▸ Task directions
All of the material below is to be restated word for word, apart from the pictures.

(Stored items)
• • • • •
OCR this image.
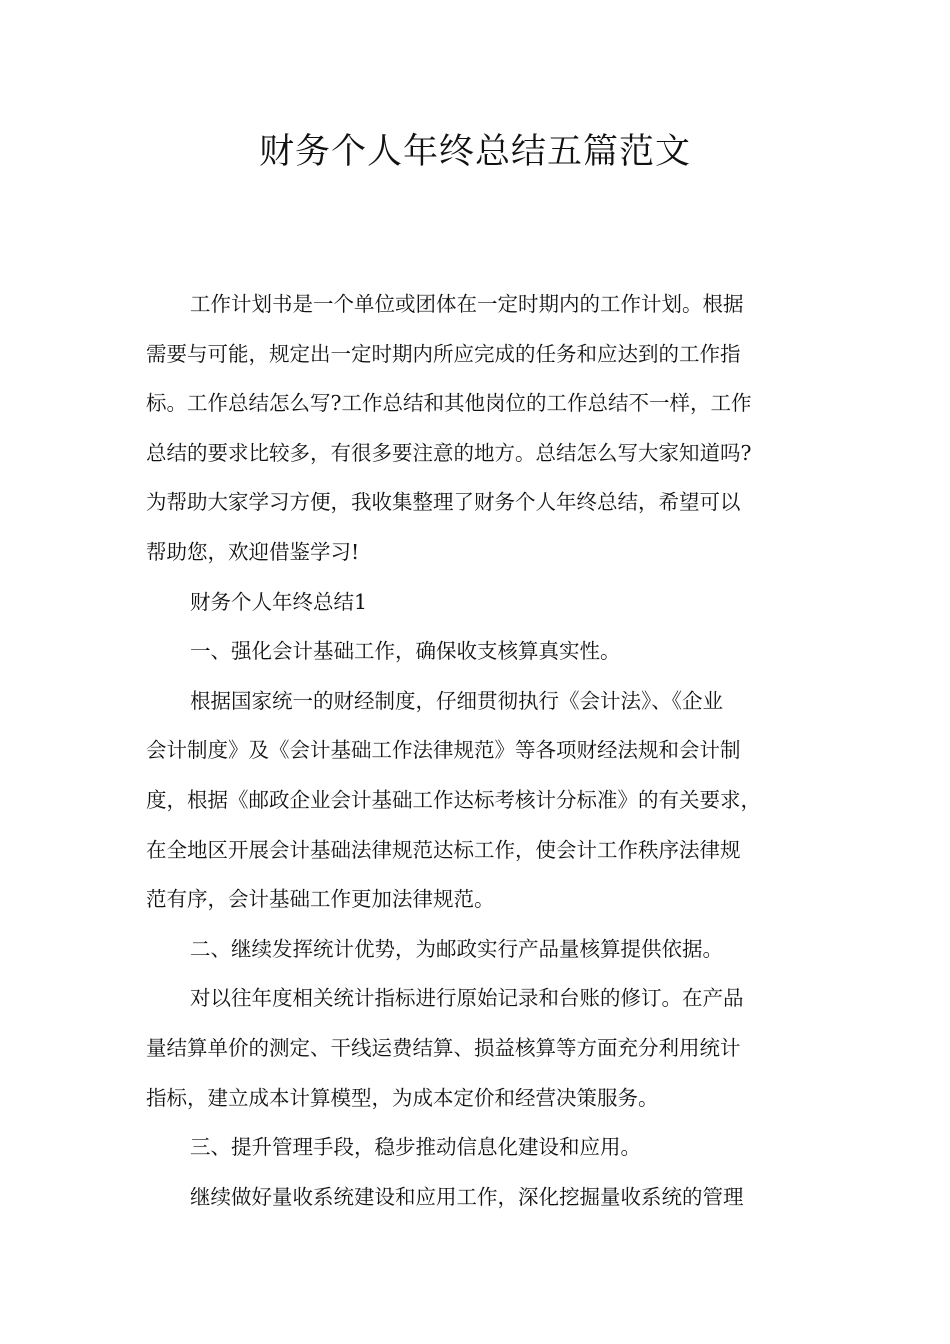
财务个人年终总结五篇范文
工作计划书是一个单位或团体在一定时期内的工作计划。根据
需要与可能，规定出一定时期内所应完成的任务和应达到的工作指
标。工作总结怎么写?工作总结和其他岗位的工作总结不一样，工作
总结的要求比较多，有很多要注意的地方。总结怎么写大家知道吗?
为帮助大家学习方便，我收集整理了财务个人年终总结，希望可以
帮助您，欢迎借鉴学习!
财务个人年终总结1
一、强化会计基础工作，确保收支核算真实性。
根据国家统一的财经制度，仔细贯彻执行《会计法》、《企业
会计制度》及《会计基础工作法律规范》等各项财经法规和会计制
度，根据《邮政企业会计基础工作达标考核计分标准》的有关要求，
在全地区开展会计基础法律规范达标工作，使会计工作秩序法律规
范有序，会计基础工作更加法律规范。
二、继续发挥统计优势，为邮政实行产品量核算提供依据。
对以往年度相关统计指标进行原始记录和台账的修订。在产品
量结算单价的测定、干线运费结算、损益核算等方面充分利用统计
指标，建立成本计算模型，为成本定价和经营决策服务。
三、提升管理手段，稳步推动信息化建设和应用。
继续做好量收系统建设和应用工作，深化挖掘量收系统的管理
• • • • •
▸ Finished answer
OCR this image.
财务个人年终总结五篇范文
工作计划书是一个单位或团体在一定时期内的工作计划。根据
需要与可能，规定出一定时期内所应完成的任务和应达到的工作指
标。工作总结怎么写?工作总结和其他岗位的工作总结不一样，工作
总结的要求比较多，有很多要注意的地方。总结怎么写大家知道吗?
为帮助大家学习方便，我收集整理了财务个人年终总结，希望可以
帮助您，欢迎借鉴学习!
财务个人年终总结1
一、强化会计基础工作，确保收支核算真实性。
根据国家统一的财经制度，仔细贯彻执行《会计法》、《企业
会计制度》及《会计基础工作法律规范》等各项财经法规和会计制
度，根据《邮政企业会计基础工作达标考核计分标准》的有关要求，
在全地区开展会计基础法律规范达标工作，使会计工作秩序法律规
范有序，会计基础工作更加法律规范。
二、继续发挥统计优势，为邮政实行产品量核算提供依据。
对以往年度相关统计指标进行原始记录和台账的修订。在产品
量结算单价的测定、干线运费结算、损益核算等方面充分利用统计
指标，建立成本计算模型，为成本定价和经营决策服务。
三、提升管理手段，稳步推动信息化建设和应用。
继续做好量收系统建设和应用工作，深化挖掘量收系统的管理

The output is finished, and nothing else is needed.